Stated problem: How many lines in the listing below include the word "Нове"? Reply with the count alone.

Data tied to figure images

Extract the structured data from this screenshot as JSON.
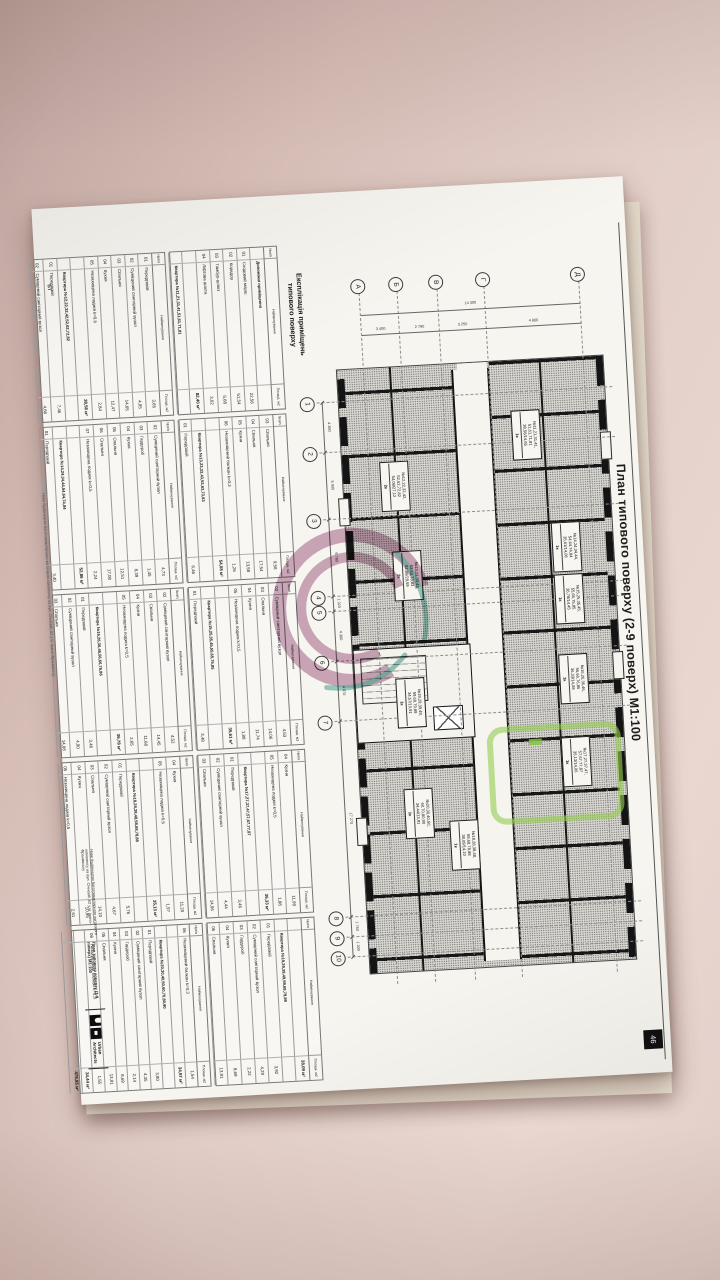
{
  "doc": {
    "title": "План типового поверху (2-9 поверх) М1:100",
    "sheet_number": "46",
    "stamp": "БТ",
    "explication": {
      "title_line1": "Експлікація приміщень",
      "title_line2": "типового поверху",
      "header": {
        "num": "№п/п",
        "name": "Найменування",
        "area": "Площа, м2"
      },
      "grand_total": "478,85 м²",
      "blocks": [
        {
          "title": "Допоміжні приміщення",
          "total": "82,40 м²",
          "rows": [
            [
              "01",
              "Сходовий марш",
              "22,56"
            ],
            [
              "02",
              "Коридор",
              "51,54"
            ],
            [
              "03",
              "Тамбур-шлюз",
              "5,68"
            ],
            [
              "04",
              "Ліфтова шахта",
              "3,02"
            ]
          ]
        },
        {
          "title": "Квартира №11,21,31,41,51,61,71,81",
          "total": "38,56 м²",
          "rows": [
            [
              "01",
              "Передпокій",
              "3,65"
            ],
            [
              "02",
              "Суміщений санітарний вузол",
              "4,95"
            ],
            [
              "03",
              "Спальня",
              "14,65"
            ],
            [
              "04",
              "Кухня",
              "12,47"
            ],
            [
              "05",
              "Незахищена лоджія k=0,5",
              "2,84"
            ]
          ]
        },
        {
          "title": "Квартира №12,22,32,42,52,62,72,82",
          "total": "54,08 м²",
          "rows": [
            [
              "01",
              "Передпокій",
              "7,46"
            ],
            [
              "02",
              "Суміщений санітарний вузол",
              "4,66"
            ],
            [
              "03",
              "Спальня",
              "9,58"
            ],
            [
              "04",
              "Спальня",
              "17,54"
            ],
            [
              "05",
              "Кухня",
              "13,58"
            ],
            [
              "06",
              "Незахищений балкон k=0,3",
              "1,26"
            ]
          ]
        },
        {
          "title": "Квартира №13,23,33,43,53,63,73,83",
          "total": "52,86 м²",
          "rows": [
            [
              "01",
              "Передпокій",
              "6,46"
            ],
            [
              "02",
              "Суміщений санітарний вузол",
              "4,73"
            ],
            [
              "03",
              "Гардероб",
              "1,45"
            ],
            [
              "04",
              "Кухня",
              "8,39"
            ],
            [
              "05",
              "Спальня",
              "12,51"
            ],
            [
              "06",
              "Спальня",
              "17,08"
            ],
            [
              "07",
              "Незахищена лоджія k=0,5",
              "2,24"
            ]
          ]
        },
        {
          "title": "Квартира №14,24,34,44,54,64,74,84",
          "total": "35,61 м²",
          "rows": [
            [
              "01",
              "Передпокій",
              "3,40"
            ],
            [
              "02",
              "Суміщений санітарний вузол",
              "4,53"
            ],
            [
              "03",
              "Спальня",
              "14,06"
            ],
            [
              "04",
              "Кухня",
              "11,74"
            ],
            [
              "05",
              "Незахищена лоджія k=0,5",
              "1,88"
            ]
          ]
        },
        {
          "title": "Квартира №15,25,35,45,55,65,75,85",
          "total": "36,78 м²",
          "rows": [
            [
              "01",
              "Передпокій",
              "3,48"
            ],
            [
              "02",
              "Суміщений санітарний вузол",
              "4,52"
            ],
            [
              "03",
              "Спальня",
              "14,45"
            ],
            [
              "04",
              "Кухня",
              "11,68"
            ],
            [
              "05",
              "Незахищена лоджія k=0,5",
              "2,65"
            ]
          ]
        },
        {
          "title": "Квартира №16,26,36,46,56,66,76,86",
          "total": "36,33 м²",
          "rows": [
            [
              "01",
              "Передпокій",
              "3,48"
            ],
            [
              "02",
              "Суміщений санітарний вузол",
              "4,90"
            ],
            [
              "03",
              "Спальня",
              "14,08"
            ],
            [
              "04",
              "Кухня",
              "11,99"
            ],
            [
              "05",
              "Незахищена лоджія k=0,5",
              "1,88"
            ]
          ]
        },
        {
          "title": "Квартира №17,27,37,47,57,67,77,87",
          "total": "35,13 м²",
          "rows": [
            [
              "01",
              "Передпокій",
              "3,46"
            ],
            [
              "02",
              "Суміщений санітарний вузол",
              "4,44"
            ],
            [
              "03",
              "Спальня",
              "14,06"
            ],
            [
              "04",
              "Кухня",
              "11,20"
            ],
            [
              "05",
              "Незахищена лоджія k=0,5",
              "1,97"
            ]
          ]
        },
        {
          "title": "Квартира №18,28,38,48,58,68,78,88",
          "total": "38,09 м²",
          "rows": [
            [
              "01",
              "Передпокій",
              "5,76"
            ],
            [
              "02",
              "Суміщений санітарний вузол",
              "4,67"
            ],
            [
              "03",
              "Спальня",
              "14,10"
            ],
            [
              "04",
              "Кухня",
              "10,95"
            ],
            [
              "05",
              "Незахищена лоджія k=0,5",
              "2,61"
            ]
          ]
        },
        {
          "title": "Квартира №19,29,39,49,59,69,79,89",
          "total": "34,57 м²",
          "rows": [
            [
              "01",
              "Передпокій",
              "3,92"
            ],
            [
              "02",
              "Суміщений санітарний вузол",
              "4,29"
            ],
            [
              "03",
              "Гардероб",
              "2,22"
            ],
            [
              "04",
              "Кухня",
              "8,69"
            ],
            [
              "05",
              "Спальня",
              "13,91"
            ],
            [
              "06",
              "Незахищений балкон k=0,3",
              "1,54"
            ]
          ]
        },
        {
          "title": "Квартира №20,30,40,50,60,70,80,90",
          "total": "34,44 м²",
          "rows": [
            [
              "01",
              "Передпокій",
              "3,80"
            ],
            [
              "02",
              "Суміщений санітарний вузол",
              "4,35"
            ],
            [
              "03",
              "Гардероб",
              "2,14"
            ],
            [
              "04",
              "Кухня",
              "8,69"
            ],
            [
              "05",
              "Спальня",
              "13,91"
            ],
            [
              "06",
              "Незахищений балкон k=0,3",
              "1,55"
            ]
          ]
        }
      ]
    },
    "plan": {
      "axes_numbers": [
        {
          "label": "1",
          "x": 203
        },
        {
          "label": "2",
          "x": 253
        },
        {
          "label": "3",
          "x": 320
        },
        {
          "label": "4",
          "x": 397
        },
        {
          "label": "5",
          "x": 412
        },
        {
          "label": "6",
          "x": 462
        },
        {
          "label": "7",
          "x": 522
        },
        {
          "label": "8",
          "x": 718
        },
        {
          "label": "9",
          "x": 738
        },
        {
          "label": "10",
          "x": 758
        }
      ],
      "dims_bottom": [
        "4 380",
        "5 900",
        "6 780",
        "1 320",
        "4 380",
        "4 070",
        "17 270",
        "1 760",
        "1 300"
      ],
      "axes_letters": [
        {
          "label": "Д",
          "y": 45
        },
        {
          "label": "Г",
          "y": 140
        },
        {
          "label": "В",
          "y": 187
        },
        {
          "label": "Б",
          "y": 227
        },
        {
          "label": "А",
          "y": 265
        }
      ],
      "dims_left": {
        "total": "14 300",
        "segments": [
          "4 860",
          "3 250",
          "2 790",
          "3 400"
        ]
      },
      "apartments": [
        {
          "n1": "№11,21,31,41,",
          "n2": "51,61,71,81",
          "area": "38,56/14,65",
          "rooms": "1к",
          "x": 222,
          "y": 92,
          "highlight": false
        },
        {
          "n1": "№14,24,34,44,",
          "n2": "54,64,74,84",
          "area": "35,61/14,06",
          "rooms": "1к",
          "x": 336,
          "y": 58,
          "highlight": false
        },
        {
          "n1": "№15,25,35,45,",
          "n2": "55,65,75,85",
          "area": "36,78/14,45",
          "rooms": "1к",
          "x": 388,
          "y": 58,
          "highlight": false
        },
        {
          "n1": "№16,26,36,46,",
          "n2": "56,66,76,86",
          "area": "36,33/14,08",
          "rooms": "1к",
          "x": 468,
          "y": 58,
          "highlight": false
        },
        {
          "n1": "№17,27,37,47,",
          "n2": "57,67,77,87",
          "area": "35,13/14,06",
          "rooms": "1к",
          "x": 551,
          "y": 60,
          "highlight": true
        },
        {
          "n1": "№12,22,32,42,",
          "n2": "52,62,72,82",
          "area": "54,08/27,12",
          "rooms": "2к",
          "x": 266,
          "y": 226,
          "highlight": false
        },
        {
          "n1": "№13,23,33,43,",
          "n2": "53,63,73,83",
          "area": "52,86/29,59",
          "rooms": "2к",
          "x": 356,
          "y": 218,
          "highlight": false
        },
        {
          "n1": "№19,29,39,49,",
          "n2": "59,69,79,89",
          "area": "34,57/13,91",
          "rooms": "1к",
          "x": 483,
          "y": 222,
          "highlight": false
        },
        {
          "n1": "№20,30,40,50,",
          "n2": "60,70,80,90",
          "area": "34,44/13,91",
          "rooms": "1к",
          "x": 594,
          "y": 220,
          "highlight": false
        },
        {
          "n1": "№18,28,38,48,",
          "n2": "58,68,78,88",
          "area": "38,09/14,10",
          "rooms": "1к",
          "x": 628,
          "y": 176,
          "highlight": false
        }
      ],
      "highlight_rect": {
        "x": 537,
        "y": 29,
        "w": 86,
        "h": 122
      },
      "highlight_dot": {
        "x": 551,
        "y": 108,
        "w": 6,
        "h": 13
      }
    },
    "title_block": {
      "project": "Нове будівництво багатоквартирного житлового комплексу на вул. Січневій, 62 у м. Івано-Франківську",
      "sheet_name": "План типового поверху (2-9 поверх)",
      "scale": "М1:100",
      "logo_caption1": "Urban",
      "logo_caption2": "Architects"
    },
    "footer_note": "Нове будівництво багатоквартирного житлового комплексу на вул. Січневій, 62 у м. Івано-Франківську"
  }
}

Response for this exercise: 2